Look for the string "uitstroomkans" and copy every line that has it.

══ DATA SECTION ══

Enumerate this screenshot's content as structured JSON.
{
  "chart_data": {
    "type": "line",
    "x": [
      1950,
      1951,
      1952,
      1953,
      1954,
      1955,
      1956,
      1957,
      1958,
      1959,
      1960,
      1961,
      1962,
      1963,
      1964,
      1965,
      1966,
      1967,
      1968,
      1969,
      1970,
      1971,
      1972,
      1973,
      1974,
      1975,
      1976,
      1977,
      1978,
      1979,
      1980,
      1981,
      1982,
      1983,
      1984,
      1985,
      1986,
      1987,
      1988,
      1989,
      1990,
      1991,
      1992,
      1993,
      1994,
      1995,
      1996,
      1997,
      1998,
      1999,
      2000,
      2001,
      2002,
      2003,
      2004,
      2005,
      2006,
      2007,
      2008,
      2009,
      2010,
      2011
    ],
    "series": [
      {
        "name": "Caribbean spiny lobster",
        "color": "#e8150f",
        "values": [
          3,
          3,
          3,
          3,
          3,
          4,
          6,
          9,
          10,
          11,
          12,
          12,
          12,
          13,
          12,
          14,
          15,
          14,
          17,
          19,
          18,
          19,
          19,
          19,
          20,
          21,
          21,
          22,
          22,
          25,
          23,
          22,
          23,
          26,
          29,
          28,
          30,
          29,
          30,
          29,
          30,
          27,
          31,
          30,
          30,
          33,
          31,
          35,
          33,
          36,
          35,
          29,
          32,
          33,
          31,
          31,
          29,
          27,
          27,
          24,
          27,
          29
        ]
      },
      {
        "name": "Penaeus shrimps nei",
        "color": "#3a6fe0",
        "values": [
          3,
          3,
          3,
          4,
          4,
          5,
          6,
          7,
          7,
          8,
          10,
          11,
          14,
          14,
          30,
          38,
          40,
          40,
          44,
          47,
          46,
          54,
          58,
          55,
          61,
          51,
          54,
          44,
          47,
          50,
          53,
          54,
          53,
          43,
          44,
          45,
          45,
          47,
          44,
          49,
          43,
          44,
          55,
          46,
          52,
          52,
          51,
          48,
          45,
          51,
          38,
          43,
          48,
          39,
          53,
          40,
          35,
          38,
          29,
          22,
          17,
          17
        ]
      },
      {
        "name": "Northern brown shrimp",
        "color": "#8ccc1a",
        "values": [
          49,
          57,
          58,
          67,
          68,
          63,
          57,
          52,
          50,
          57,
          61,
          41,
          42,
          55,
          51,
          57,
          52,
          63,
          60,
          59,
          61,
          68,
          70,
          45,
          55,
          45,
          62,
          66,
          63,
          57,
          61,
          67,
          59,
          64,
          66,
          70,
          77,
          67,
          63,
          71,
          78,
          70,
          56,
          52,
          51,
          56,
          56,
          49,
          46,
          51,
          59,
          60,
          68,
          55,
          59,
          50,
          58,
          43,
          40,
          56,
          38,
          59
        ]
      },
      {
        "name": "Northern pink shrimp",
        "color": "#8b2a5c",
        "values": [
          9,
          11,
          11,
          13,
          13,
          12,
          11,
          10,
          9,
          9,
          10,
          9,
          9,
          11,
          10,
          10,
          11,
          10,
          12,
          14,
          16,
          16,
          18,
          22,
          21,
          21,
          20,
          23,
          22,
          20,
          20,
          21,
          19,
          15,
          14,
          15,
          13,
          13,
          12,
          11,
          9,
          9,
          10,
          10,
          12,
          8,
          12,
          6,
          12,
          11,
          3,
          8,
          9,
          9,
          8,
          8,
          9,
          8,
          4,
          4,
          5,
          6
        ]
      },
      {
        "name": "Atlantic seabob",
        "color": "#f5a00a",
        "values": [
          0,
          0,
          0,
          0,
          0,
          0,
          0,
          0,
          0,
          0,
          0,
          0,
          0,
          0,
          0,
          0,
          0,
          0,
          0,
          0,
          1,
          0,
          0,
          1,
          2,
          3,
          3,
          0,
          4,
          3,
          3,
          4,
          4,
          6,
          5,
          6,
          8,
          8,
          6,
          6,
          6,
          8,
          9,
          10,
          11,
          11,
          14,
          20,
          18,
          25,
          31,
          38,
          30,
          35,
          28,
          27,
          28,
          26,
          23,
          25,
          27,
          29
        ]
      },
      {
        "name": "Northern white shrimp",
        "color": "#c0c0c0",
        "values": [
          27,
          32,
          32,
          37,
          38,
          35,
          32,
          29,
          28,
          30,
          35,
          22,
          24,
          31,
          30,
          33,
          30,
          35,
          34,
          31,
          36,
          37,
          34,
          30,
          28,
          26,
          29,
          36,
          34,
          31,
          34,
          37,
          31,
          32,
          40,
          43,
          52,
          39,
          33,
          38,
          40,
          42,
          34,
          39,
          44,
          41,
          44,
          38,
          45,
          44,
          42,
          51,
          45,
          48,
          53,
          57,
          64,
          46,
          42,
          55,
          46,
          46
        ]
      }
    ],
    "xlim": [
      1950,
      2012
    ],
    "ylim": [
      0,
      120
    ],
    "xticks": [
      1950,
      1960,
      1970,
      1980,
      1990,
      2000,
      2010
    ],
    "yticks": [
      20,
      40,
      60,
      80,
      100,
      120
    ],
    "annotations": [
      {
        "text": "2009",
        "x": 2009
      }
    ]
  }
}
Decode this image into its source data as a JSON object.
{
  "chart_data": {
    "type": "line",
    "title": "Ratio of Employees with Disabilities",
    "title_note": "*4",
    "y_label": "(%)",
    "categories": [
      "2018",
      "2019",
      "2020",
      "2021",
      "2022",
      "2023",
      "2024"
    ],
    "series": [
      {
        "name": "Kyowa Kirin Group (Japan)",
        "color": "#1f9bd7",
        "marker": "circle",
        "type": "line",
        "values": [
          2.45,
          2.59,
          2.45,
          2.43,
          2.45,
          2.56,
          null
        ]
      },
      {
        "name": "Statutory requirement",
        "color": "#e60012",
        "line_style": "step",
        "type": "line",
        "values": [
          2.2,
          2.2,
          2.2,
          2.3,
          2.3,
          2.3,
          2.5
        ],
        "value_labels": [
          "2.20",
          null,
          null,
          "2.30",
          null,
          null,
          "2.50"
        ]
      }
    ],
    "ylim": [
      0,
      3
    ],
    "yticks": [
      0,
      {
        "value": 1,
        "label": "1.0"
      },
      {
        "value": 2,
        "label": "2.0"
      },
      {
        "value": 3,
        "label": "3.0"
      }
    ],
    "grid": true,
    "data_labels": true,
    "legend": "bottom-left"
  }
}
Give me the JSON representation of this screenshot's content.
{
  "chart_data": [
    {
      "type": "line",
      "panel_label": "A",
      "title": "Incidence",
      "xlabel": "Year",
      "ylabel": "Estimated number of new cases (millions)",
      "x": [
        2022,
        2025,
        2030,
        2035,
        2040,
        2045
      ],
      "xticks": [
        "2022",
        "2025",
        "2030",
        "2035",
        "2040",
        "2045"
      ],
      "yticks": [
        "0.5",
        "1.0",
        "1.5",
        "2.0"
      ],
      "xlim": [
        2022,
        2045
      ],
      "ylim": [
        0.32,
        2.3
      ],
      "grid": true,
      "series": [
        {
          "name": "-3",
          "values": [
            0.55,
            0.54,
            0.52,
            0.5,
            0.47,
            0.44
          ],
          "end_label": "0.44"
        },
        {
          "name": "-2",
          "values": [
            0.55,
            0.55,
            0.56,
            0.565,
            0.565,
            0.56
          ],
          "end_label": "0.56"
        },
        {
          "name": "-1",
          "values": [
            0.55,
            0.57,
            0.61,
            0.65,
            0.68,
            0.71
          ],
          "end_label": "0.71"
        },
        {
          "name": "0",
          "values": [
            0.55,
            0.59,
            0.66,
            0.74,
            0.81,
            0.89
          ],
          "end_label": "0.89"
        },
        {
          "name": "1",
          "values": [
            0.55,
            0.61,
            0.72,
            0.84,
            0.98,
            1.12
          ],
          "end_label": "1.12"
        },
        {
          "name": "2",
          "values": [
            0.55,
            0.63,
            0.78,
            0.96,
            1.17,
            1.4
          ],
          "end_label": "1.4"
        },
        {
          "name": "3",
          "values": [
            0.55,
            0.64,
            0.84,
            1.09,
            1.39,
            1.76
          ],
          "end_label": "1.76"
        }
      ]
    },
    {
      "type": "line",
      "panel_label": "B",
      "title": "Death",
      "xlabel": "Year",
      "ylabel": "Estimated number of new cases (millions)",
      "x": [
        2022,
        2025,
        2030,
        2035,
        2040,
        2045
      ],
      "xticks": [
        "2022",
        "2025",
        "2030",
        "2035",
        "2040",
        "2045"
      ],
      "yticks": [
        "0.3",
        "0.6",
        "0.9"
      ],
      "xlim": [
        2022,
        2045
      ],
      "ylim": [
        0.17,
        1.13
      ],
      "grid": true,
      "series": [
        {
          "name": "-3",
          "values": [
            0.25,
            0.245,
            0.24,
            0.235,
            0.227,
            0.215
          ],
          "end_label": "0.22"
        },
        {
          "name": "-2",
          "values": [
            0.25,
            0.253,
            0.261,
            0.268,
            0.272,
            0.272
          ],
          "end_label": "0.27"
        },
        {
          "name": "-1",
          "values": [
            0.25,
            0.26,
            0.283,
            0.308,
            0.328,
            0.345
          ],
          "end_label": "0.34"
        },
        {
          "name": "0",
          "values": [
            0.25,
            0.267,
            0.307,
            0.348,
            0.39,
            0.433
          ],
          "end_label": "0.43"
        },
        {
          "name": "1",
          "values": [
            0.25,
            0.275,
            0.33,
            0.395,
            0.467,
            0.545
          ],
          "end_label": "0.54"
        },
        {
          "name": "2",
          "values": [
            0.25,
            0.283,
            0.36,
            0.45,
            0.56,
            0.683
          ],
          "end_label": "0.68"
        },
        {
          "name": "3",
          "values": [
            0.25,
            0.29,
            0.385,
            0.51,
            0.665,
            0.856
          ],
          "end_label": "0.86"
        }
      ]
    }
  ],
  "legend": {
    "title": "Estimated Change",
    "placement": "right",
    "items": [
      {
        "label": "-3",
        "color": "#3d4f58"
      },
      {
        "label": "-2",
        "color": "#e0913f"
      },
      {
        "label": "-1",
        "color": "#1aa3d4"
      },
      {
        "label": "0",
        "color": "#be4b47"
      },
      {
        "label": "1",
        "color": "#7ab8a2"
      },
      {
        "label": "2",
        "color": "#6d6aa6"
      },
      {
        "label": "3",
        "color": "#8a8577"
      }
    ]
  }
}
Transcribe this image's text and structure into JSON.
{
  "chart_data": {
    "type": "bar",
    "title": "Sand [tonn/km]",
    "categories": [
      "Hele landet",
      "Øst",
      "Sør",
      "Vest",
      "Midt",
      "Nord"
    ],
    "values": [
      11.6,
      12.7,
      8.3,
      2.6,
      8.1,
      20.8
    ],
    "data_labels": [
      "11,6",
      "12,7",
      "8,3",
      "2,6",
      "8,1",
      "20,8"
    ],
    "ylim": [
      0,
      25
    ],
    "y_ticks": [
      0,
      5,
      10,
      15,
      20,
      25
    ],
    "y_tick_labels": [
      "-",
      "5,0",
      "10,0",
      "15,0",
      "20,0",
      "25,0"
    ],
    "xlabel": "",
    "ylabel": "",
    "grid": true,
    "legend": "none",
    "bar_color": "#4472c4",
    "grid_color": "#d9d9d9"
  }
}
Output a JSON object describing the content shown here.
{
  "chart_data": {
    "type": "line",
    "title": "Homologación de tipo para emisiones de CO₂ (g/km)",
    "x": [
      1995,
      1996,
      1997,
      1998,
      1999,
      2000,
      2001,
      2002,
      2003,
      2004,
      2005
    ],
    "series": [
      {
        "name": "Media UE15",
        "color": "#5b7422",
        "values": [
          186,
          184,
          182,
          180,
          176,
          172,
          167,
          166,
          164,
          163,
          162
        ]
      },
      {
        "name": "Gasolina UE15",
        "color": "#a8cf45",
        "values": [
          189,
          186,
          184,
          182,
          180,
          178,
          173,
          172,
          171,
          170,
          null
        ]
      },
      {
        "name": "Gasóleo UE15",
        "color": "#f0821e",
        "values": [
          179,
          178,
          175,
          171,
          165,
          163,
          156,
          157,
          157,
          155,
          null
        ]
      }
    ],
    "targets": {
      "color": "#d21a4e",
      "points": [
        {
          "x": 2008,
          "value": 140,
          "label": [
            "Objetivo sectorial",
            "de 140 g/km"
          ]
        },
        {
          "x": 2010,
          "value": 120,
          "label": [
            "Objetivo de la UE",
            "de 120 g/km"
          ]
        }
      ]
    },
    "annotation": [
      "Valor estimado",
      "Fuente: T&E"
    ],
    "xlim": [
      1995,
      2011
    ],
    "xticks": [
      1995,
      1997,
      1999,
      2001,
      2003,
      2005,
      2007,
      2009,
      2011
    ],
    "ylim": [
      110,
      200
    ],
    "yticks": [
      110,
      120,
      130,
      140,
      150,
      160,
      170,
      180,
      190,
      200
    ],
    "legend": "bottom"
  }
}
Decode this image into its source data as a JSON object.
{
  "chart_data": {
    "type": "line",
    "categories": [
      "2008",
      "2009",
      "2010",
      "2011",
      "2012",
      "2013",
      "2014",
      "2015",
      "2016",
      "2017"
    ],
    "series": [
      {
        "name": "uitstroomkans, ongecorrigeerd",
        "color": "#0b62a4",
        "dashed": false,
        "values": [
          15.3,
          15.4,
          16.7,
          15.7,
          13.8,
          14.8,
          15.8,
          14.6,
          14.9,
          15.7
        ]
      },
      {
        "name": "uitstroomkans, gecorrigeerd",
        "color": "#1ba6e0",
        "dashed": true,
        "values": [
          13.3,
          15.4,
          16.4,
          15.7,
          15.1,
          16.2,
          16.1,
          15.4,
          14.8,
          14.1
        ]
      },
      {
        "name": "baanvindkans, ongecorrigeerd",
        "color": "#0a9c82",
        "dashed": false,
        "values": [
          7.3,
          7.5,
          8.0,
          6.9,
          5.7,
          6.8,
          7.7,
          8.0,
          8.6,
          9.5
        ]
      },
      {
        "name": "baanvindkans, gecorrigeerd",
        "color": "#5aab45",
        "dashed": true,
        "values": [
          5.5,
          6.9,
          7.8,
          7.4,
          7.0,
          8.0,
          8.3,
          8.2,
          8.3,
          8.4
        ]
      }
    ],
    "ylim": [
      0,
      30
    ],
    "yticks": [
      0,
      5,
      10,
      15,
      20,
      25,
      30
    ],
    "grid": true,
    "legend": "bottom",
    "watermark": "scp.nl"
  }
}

═══

__ANSWER FOR THE TASK__.
        "name": "uitstroomkans, ongecorrigeerd",
        "name": "uitstroomkans, gecorrigeerd",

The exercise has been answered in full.